- DESCRIPTION OF THE TASK: Pull every line that holds the word "text" from the entries.
[Start PROVIDED RECORDS]
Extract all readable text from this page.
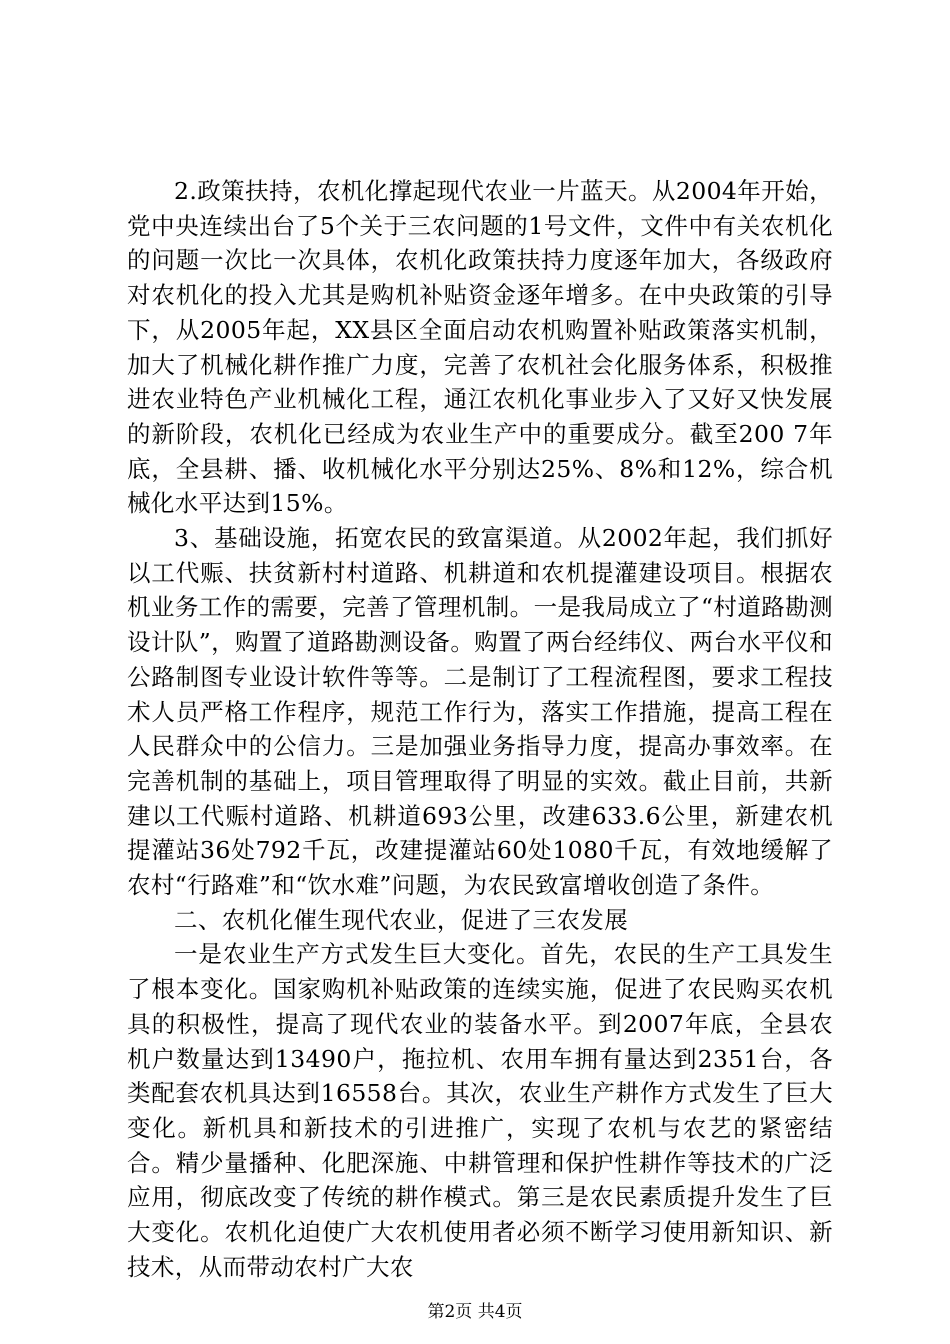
2.政策扶持，农机化撑起现代农业一片蓝天。从2004年开始，党中央连续出台了5个关于三农问题的1号文件，文件中有关农机化的问题一次比一次具体，农机化政策扶持力度逐年加大，各级政府对农机化的投入尤其是购机补贴资金逐年增多。在中央政策的引导下，从2005年起，XX县区全面启动农机购置补贴政策落实机制，加大了机械化耕作推广力度，完善了农机社会化服务体系，积极推进农业特色产业机械化工程，通江农机化事业步入了又好又快发展的新阶段，农机化已经成为农业生产中的重要成分。截至200 7年底，全县耕、播、收机械化水平分别达25%、8%和12%，综合机械化水平达到15%。

3、基础设施，拓宽农民的致富渠道。从2002年起，我们抓好以工代赈、扶贫新村村道路、机耕道和农机提灌建设项目。根据农机业务工作的需要，完善了管理机制。一是我局成立了“村道路勘测设计队”，购置了道路勘测设备。购置了两台经纬仪、两台水平仪和公路制图专业设计软件等等。二是制订了工程流程图，要求工程技术人员严格工作程序，规范工作行为，落实工作措施，提高工程在人民群众中的公信力。三是加强业务指导力度，提高办事效率。在完善机制的基础上，项目管理取得了明显的实效。截止目前，共新建以工代赈村道路、机耕道693公里，改建633.6公里，新建农机提灌站36处792千瓦，改建提灌站60处1080千瓦，有效地缓解了农村“行路难”和“饮水难”问题，为农民致富增收创造了条件。

二、农机化催生现代农业，促进了三农发展

一是农业生产方式发生巨大变化。首先，农民的生产工具发生了根本变化。国家购机补贴政策的连续实施，促进了农民购买农机具的积极性，提高了现代农业的装备水平。到2007年底，全县农机户数量达到13490户，拖拉机、农用车拥有量达到2351台，各类配套农机具达到16558台。其次，农业生产耕作方式发生了巨大变化。新机具和新技术的引进推广，实现了农机与农艺的紧密结合。精少量播种、化肥深施、中耕管理和保护性耕作等技术的广泛应用，彻底改变了传统的耕作模式。第三是农民素质提升发生了巨大变化。农机化迫使广大农机使用者必须不断学习使用新知识、新技术，从而带动农村广大农

第2页 共4页
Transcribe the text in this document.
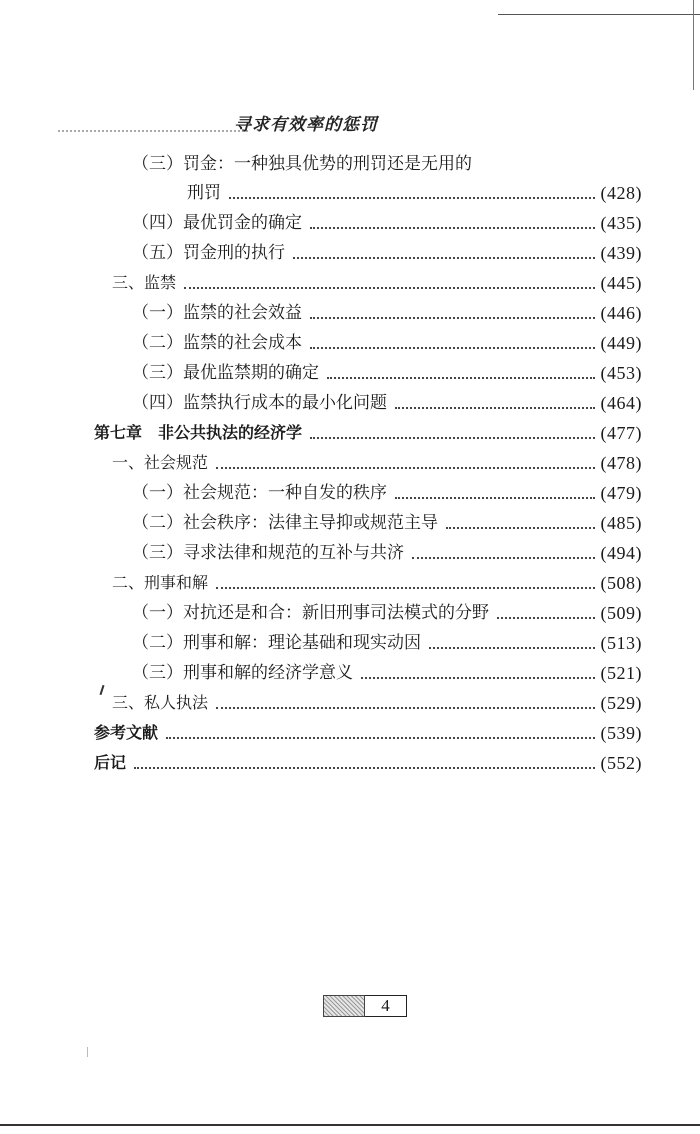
寻求有效率的惩罚
（三）罚金：一种独具优势的刑罚还是无用的
刑罚	(428)
（四）最优罚金的确定	(435)
（五）罚金刑的执行	(439)
三、监禁	(445)
（一）监禁的社会效益	(446)
（二）监禁的社会成本	(449)
（三）最优监禁期的确定	(453)
（四）监禁执行成本的最小化问题	(464)
第七章　非公共执法的经济学	(477)
一、社会规范	(478)
（一）社会规范：一种自发的秩序	(479)
（二）社会秩序：法律主导抑或规范主导	(485)
（三）寻求法律和规范的互补与共济	(494)
二、刑事和解	(508)
（一）对抗还是和合：新旧刑事司法模式的分野	(509)
（二）刑事和解：理论基础和现实动因	(513)
（三）刑事和解的经济学意义	(521)
三、私人执法	(529)
参考文献	(539)
后记	(552)
4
[End PROVIDED RECORDS]
- SOLUTION TO THIS EXERCISE:
Extract all readable text from this page.
Transcribe the text in this document.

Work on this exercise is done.